**OBJECTIVE:** Your copy of the material below should match it exactly, except that it holds no pictures.

**GIVEN RECORDS:**

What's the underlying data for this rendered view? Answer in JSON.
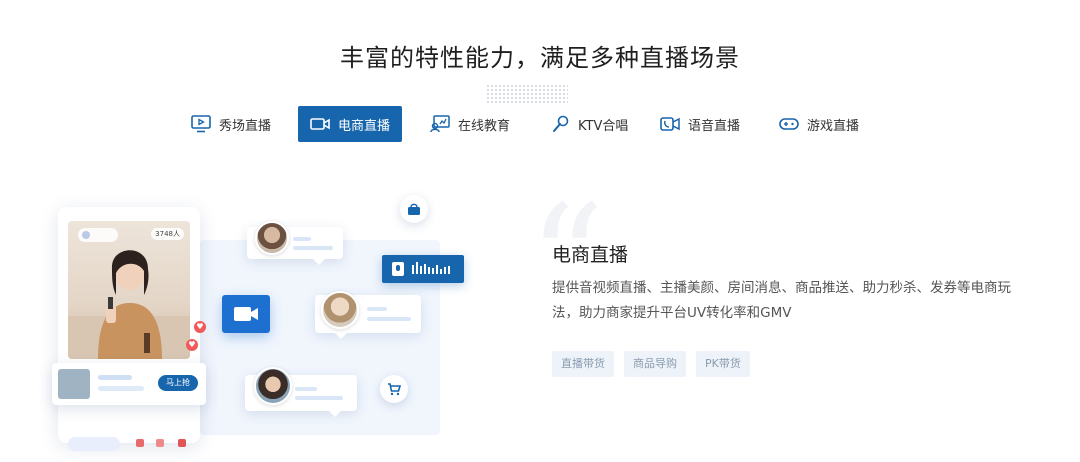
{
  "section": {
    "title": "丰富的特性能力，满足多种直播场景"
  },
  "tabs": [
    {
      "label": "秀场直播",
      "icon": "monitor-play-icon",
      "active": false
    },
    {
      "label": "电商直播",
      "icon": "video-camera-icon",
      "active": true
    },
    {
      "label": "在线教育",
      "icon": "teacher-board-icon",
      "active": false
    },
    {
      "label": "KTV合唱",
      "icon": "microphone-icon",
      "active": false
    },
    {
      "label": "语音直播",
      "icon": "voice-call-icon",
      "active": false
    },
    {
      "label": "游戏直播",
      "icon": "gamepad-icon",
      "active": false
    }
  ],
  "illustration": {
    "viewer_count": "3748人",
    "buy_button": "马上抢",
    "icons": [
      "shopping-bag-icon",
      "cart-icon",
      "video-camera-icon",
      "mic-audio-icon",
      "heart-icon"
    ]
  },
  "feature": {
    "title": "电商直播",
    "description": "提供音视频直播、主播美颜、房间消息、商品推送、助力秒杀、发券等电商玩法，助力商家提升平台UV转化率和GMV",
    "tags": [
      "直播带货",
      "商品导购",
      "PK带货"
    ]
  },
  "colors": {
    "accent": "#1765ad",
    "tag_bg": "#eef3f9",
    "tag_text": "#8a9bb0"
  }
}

**ANSWER FOR THIS EXERCISE:**
What's the underlying data for this rendered view? Answer in JSON.
{
  "section": {
    "title": "丰富的特性能力，满足多种直播场景"
  },
  "tabs": [
    {
      "label": "秀场直播",
      "icon": "monitor-play-icon",
      "active": false
    },
    {
      "label": "电商直播",
      "icon": "video-camera-icon",
      "active": true
    },
    {
      "label": "在线教育",
      "icon": "teacher-board-icon",
      "active": false
    },
    {
      "label": "KTV合唱",
      "icon": "microphone-icon",
      "active": false
    },
    {
      "label": "语音直播",
      "icon": "voice-call-icon",
      "active": false
    },
    {
      "label": "游戏直播",
      "icon": "gamepad-icon",
      "active": false
    }
  ],
  "illustration": {
    "viewer_count": "3748人",
    "buy_button": "马上抢",
    "icons": [
      "shopping-bag-icon",
      "cart-icon",
      "video-camera-icon",
      "mic-audio-icon",
      "heart-icon"
    ]
  },
  "feature": {
    "title": "电商直播",
    "description": "提供音视频直播、主播美颜、房间消息、商品推送、助力秒杀、发券等电商玩法，助力商家提升平台UV转化率和GMV",
    "tags": [
      "直播带货",
      "商品导购",
      "PK带货"
    ]
  },
  "colors": {
    "accent": "#1765ad",
    "tag_bg": "#eef3f9",
    "tag_text": "#8a9bb0"
  }
}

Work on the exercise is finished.